# START OF Information provided
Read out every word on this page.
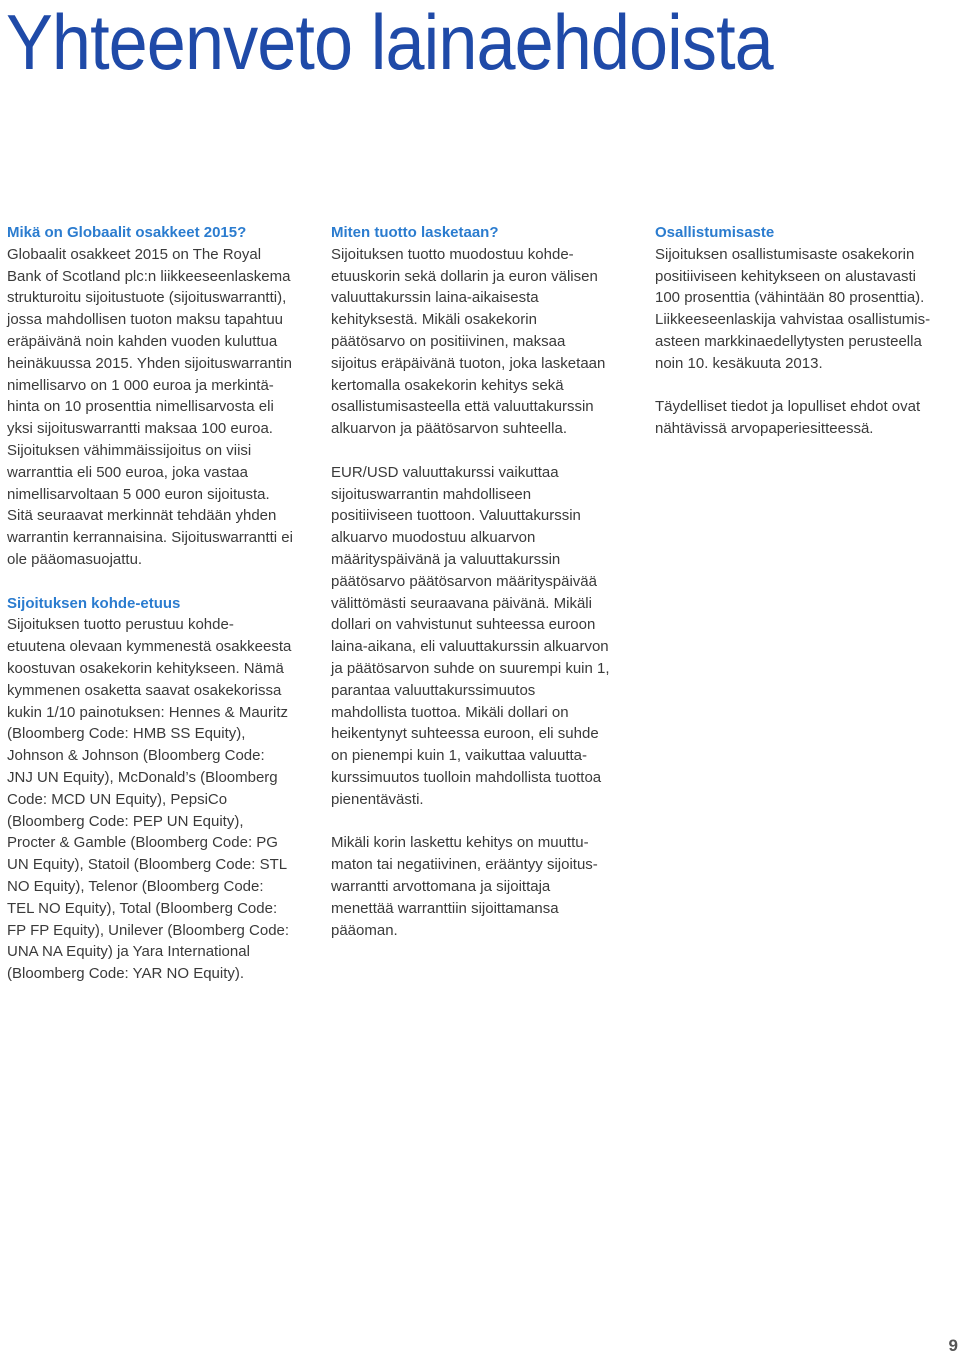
Yhteenveto lainaehdoista
Mikä on Globaalit osakkeet 2015?
Globaalit osakkeet 2015 on The Royal
Bank of Scotland plc:n liikkeeseenlaskema
strukturoitu sijoitustuote (sijoituswarrantti),
jossa mahdollisen tuoton maksu tapahtuu
eräpäivänä noin kahden vuoden kuluttua
heinäkuussa 2015. Yhden sijoituswarrantin
nimellisarvo on 1 000 euroa ja merkintä-
hinta on 10 prosenttia nimellisarvosta eli
yksi sijoituswarrantti maksaa 100 euroa.
Sijoituksen vähimmäissijoitus on viisi
warranttia eli 500 euroa, joka vastaa
nimellisarvoltaan 5 000 euron sijoitusta.
Sitä seuraavat merkinnät tehdään yhden
warrantin kerrannaisina. Sijoituswarrantti ei
ole pääomasuojattu.
Sijoituksen kohde-etuus
Sijoituksen tuotto perustuu kohde-
etuutena olevaan kymmenestä osakkeesta
koostuvan osakekorin kehitykseen. Nämä
kymmenen osaketta saavat osakekorissa
kukin 1/10 painotuksen: Hennes & Mauritz
(Bloomberg Code: HMB SS Equity),
Johnson & Johnson (Bloomberg Code:
JNJ UN Equity), McDonald’s (Bloomberg
Code: MCD UN Equity), PepsiCo
(Bloomberg Code: PEP UN Equity),
Procter & Gamble (Bloomberg Code: PG
UN Equity), Statoil (Bloomberg Code: STL
NO Equity), Telenor (Bloomberg Code:
TEL NO Equity), Total (Bloomberg Code:
FP FP Equity), Unilever (Bloomberg Code:
UNA NA Equity) ja Yara International
(Bloomberg Code: YAR NO Equity).
Miten tuotto lasketaan?
Sijoituksen tuotto muodostuu kohde-
etuuskorin sekä dollarin ja euron välisen
valuuttakurssin laina-aikaisesta
kehityksestä. Mikäli osakekorin
päätösarvo on positiivinen, maksaa
sijoitus eräpäivänä tuoton, joka lasketaan
kertomalla osakekorin kehitys sekä
osallistumisasteella että valuuttakurssin
alkuarvon ja päätösarvon suhteella.
EUR/USD valuuttakurssi vaikuttaa
sijoituswarrantin mahdolliseen
positiiviseen tuottoon. Valuuttakurssin
alkuarvo muodostuu alkuarvon
määrityspäivänä ja valuuttakurssin
päätösarvo päätösarvon määrityspäivää
välittömästi seuraavana päivänä. Mikäli
dollari on vahvistunut suhteessa euroon
laina-aikana, eli valuuttakurssin alkuarvon
ja päätösarvon suhde on suurempi kuin 1,
parantaa valuuttakurssimuutos
mahdollista tuottoa. Mikäli dollari on
heikentynyt suhteessa euroon, eli suhde
on pienempi kuin 1, vaikuttaa valuutta-
kurssimuutos tuolloin mahdollista tuottoa
pienentävästi.
Mikäli korin laskettu kehitys on muuttu-
maton tai negatiivinen, erääntyy sijoitus-
warrantti arvottomana ja sijoittaja
menettää warranttiin sijoittamansa
pääoman.
Osallistumisaste
Sijoituksen osallistumisaste osakekorin
positiiviseen kehitykseen on alustavasti
100 prosenttia (vähintään 80 prosenttia).
Liikkeeseenlaskija vahvistaa osallistumis-
asteen markkinaedellytysten perusteella
noin 10. kesäkuuta 2013.
Täydelliset tiedot ja lopulliset ehdot ovat
nähtävissä arvopaperiesitteessä.
9
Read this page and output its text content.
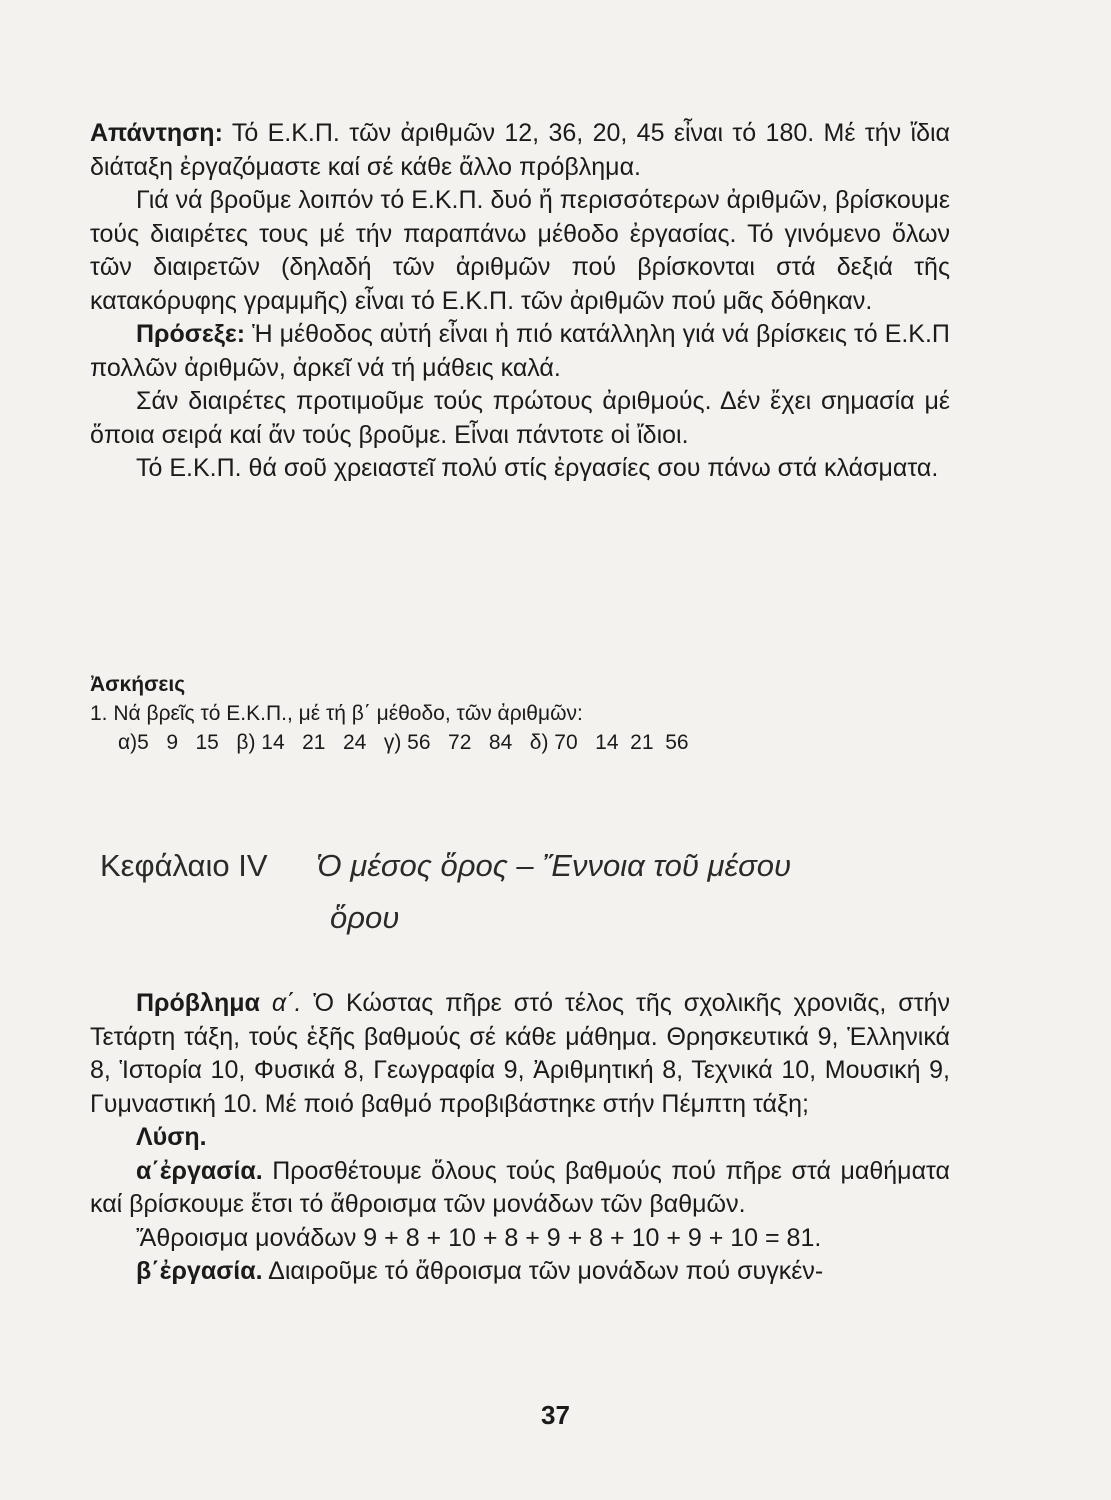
Απάντηση: Τό Ε.Κ.Π. τῶν ἀριθμῶν 12, 36, 20, 45 εἶναι τό 180. Μέ τήν ἴδια διάταξη ἐργαζόμαστε καί σέ κάθε ἄλλο πρόβλημα.

Γιά νά βροῦμε λοιπόν τό Ε.Κ.Π. δυό ἤ περισσότερων ἀριθμῶν, βρίσκουμε τούς διαιρέτες τους μέ τήν παραπάνω μέθοδο ἐργασίας. Τό γινόμενο ὅλων τῶν διαιρετῶν (δηλαδή τῶν ἀριθμῶν πού βρίσκονται στά δεξιά τῆς κατακόρυφης γραμμῆς) εἶναι τό Ε.Κ.Π. τῶν ἀριθμῶν πού μᾶς δόθηκαν.

Πρόσεξε: Ἡ μέθοδος αὐτή εἶναι ἡ πιό κατάλληλη γιά νά βρίσκεις τό Ε.Κ.Π πολλῶν ἀριθμῶν, ἀρκεῖ νά τή μάθεις καλά.

Σάν διαιρέτες προτιμοῦμε τούς πρώτους ἀριθμούς. Δέν ἔχει σημασία μέ ὅποια σειρά καί ἄν τούς βροῦμε. Εἶναι πάντοτε οἱ ἴδιοι.

Τό Ε.Κ.Π. θά σοῦ χρειαστεῖ πολύ στίς ἐργασίες σου πάνω στά κλάσματα.

Ἀσκήσεις

1. Νά βρεῖς τό Ε.Κ.Π., μέ τή β΄ μέθοδο, τῶν ἀριθμῶν:

α)5   9   15   β) 14   21   24   γ) 56   72   84   δ) 70   14  21  56

Κεφάλαιο IV Ὁ μέσος ὅρος – Ἔννοια τοῦ μέσου
ὅρου

Πρόβλημα α΄. Ὁ Κώστας πῆρε στό τέλος τῆς σχολικῆς χρονιᾶς, στήν Τετάρτη τάξη, τούς ἑξῆς βαθμούς σέ κάθε μάθημα. Θρησκευτικά 9, Ἑλληνικά 8, Ἱστορία 10, Φυσικά 8, Γεωγραφία 9, Ἀριθμητική 8, Τεχνικά 10, Μουσική 9, Γυμναστική 10. Μέ ποιό βαθμό προβιβάστηκε στήν Πέμπτη τάξη;

Λύση.

α΄ἐργασία. Προσθέτουμε ὅλους τούς βαθμούς πού πῆρε στά μαθήματα καί βρίσκουμε ἔτσι τό ἄθροισμα τῶν μονάδων τῶν βαθμῶν.

Ἄθροισμα μονάδων 9 + 8 + 10 + 8 + 9 + 8 + 10 + 9 + 10 = 81.

β΄ἐργασία. Διαιροῦμε τό ἄθροισμα τῶν μονάδων πού συγκέν-

37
# END OF Information provided
* Directions for this task *
Copy every line of the data exactly as written, excluding the pictures.

* Output below *
Read out every word on this page.
Yhteenveto lainaehdoista
Mikä on Globaalit osakkeet 2015?
Globaalit osakkeet 2015 on The Royal
Bank of Scotland plc:n liikkeeseenlaskema
strukturoitu sijoitustuote (sijoituswarrantti),
jossa mahdollisen tuoton maksu tapahtuu
eräpäivänä noin kahden vuoden kuluttua
heinäkuussa 2015. Yhden sijoituswarrantin
nimellisarvo on 1 000 euroa ja merkintä-
hinta on 10 prosenttia nimellisarvosta eli
yksi sijoituswarrantti maksaa 100 euroa.
Sijoituksen vähimmäissijoitus on viisi
warranttia eli 500 euroa, joka vastaa
nimellisarvoltaan 5 000 euron sijoitusta.
Sitä seuraavat merkinnät tehdään yhden
warrantin kerrannaisina. Sijoituswarrantti ei
ole pääomasuojattu.
Sijoituksen kohde-etuus
Sijoituksen tuotto perustuu kohde-
etuutena olevaan kymmenestä osakkeesta
koostuvan osakekorin kehitykseen. Nämä
kymmenen osaketta saavat osakekorissa
kukin 1/10 painotuksen: Hennes & Mauritz
(Bloomberg Code: HMB SS Equity),
Johnson & Johnson (Bloomberg Code:
JNJ UN Equity), McDonald’s (Bloomberg
Code: MCD UN Equity), PepsiCo
(Bloomberg Code: PEP UN Equity),
Procter & Gamble (Bloomberg Code: PG
UN Equity), Statoil (Bloomberg Code: STL
NO Equity), Telenor (Bloomberg Code:
TEL NO Equity), Total (Bloomberg Code:
FP FP Equity), Unilever (Bloomberg Code:
UNA NA Equity) ja Yara International
(Bloomberg Code: YAR NO Equity).
Miten tuotto lasketaan?
Sijoituksen tuotto muodostuu kohde-
etuuskorin sekä dollarin ja euron välisen
valuuttakurssin laina-aikaisesta
kehityksestä. Mikäli osakekorin
päätösarvo on positiivinen, maksaa
sijoitus eräpäivänä tuoton, joka lasketaan
kertomalla osakekorin kehitys sekä
osallistumisasteella että valuuttakurssin
alkuarvon ja päätösarvon suhteella.
EUR/USD valuuttakurssi vaikuttaa
sijoituswarrantin mahdolliseen
positiiviseen tuottoon. Valuuttakurssin
alkuarvo muodostuu alkuarvon
määrityspäivänä ja valuuttakurssin
päätösarvo päätösarvon määrityspäivää
välittömästi seuraavana päivänä. Mikäli
dollari on vahvistunut suhteessa euroon
laina-aikana, eli valuuttakurssin alkuarvon
ja päätösarvon suhde on suurempi kuin 1,
parantaa valuuttakurssimuutos
mahdollista tuottoa. Mikäli dollari on
heikentynyt suhteessa euroon, eli suhde
on pienempi kuin 1, vaikuttaa valuutta-
kurssimuutos tuolloin mahdollista tuottoa
pienentävästi.
Mikäli korin laskettu kehitys on muuttu-
maton tai negatiivinen, erääntyy sijoitus-
warrantti arvottomana ja sijoittaja
menettää warranttiin sijoittamansa
pääoman.
Osallistumisaste
Sijoituksen osallistumisaste osakekorin
positiiviseen kehitykseen on alustavasti
100 prosenttia (vähintään 80 prosenttia).
Liikkeeseenlaskija vahvistaa osallistumis-
asteen markkinaedellytysten perusteella
noin 10. kesäkuuta 2013.
Täydelliset tiedot ja lopulliset ehdot ovat
nähtävissä arvopaperiesitteessä.
9
Read this page and output its text content.
Απάντηση: Τό Ε.Κ.Π. τῶν ἀριθμῶν 12, 36, 20, 45 εἶναι τό 180. Μέ τήν ἴδια διάταξη ἐργαζόμαστε καί σέ κάθε ἄλλο πρόβλημα.

Γιά νά βροῦμε λοιπόν τό Ε.Κ.Π. δυό ἤ περισσότερων ἀριθμῶν, βρίσκουμε τούς διαιρέτες τους μέ τήν παραπάνω μέθοδο ἐργασίας. Τό γινόμενο ὅλων τῶν διαιρετῶν (δηλαδή τῶν ἀριθμῶν πού βρίσκονται στά δεξιά τῆς κατακόρυφης γραμμῆς) εἶναι τό Ε.Κ.Π. τῶν ἀριθμῶν πού μᾶς δόθηκαν.

Πρόσεξε: Ἡ μέθοδος αὐτή εἶναι ἡ πιό κατάλληλη γιά νά βρίσκεις τό Ε.Κ.Π πολλῶν ἀριθμῶν, ἀρκεῖ νά τή μάθεις καλά.

Σάν διαιρέτες προτιμοῦμε τούς πρώτους ἀριθμούς. Δέν ἔχει σημασία μέ ὅποια σειρά καί ἄν τούς βροῦμε. Εἶναι πάντοτε οἱ ἴδιοι.

Τό Ε.Κ.Π. θά σοῦ χρειαστεῖ πολύ στίς ἐργασίες σου πάνω στά κλάσματα.

Ἀσκήσεις

1. Νά βρεῖς τό Ε.Κ.Π., μέ τή β΄ μέθοδο, τῶν ἀριθμῶν:

α)5   9   15   β) 14   21   24   γ) 56   72   84   δ) 70   14  21  56

Κεφάλαιο IV Ὁ μέσος ὅρος – Ἔννοια τοῦ μέσου
ὅρου

Πρόβλημα α΄. Ὁ Κώστας πῆρε στό τέλος τῆς σχολικῆς χρονιᾶς, στήν Τετάρτη τάξη, τούς ἑξῆς βαθμούς σέ κάθε μάθημα. Θρησκευτικά 9, Ἑλληνικά 8, Ἱστορία 10, Φυσικά 8, Γεωγραφία 9, Ἀριθμητική 8, Τεχνικά 10, Μουσική 9, Γυμναστική 10. Μέ ποιό βαθμό προβιβάστηκε στήν Πέμπτη τάξη;

Λύση.

α΄ἐργασία. Προσθέτουμε ὅλους τούς βαθμούς πού πῆρε στά μαθήματα καί βρίσκουμε ἔτσι τό ἄθροισμα τῶν μονάδων τῶν βαθμῶν.

Ἄθροισμα μονάδων 9 + 8 + 10 + 8 + 9 + 8 + 10 + 9 + 10 = 81.

β΄ἐργασία. Διαιροῦμε τό ἄθροισμα τῶν μονάδων πού συγκέν-

37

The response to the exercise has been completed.